----- DATA SUPPLIED -----

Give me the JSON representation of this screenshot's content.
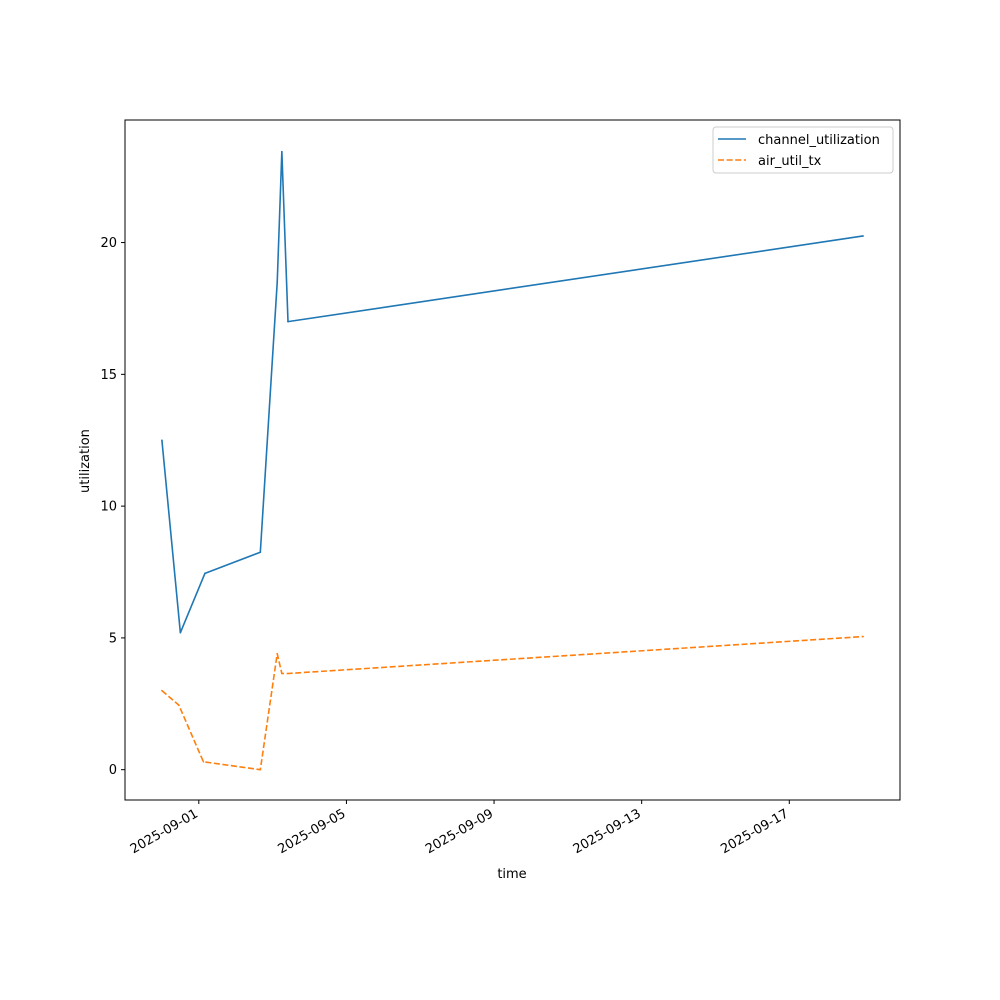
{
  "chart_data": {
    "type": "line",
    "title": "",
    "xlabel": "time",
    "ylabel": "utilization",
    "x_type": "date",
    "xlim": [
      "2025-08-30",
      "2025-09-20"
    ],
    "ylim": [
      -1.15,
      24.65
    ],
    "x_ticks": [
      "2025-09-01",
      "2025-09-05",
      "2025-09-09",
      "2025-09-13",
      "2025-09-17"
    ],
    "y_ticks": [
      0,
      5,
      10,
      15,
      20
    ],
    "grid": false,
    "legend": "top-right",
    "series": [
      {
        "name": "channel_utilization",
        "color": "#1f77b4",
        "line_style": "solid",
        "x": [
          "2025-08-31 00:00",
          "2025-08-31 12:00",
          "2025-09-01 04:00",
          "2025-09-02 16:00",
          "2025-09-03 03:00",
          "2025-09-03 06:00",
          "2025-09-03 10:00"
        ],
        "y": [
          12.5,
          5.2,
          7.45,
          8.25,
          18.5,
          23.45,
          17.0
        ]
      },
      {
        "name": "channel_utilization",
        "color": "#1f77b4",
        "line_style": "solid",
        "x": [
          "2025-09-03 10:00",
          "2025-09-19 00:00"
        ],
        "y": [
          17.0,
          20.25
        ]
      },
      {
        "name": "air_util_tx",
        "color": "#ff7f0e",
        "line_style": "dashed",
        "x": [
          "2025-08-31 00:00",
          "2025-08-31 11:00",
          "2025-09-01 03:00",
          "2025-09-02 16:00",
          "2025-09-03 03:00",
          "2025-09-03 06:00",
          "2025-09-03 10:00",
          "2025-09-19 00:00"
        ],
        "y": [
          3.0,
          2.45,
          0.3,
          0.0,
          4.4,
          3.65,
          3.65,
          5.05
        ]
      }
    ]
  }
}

-----
----- DATA SUPPLIED -----

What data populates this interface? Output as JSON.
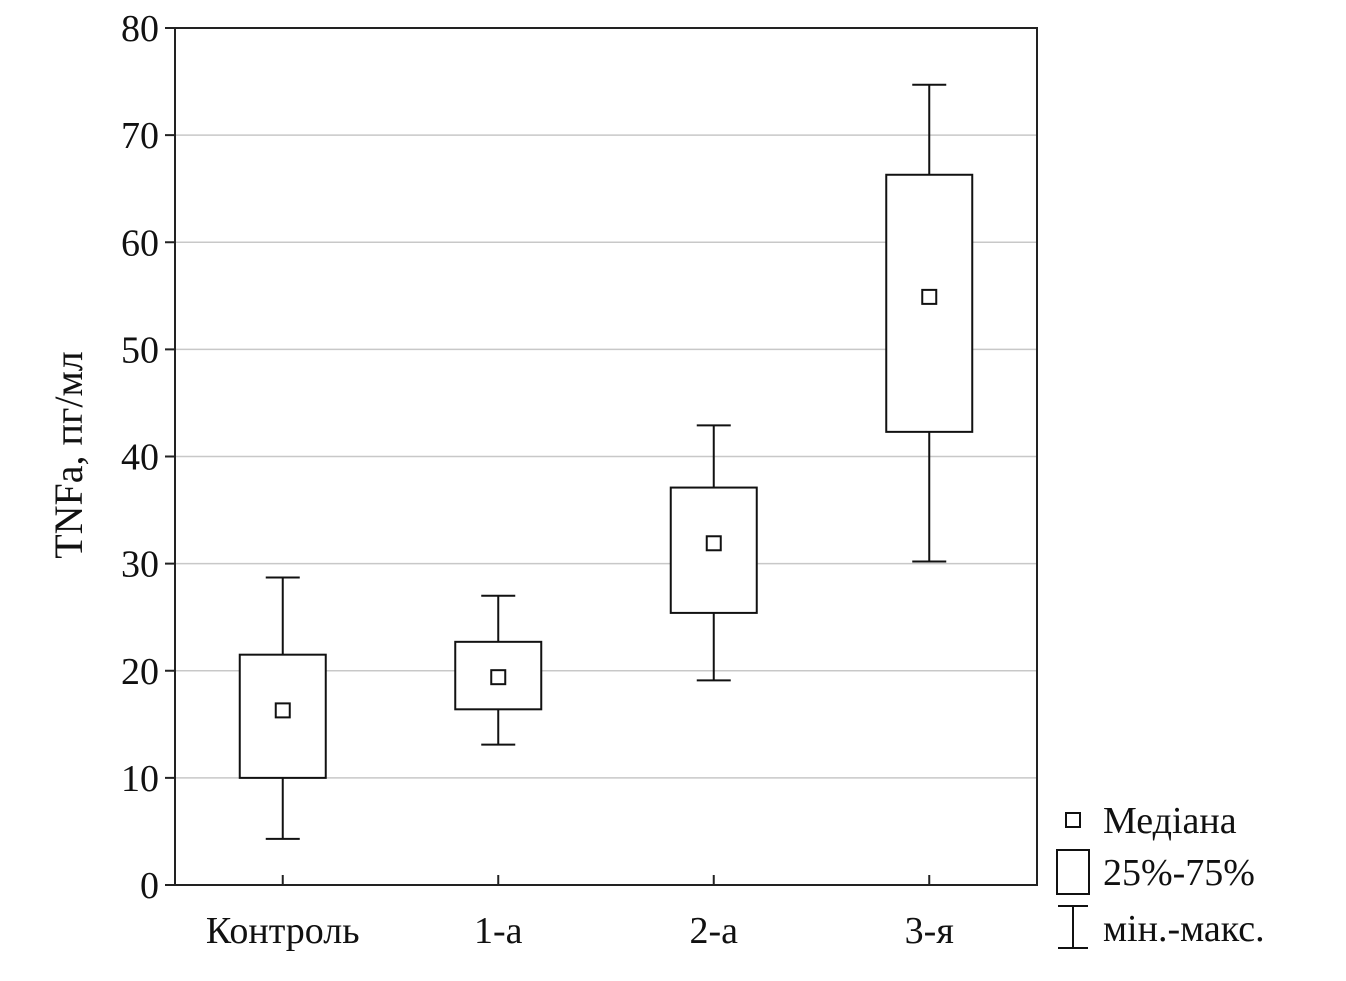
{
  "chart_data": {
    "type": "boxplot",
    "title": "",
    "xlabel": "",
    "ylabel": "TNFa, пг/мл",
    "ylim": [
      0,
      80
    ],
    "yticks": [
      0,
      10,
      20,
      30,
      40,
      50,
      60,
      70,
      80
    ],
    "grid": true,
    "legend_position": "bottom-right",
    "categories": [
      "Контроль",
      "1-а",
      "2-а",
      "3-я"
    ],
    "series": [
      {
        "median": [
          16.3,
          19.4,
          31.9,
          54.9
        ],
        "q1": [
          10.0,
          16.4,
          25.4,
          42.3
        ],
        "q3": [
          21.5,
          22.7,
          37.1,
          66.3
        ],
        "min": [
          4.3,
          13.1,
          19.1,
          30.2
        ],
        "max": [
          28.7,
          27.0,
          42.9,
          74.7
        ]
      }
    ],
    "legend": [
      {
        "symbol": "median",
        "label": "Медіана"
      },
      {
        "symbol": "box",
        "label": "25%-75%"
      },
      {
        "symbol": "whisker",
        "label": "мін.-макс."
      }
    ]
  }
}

-----

PROBLEM REQUIREMENTS: Search the entries for "JSON" and copy out each line that has it.

WRITTEN RESPONSE:
Give me the JSON representation of this screenshot's content.
What data populates this interface? Output as JSON.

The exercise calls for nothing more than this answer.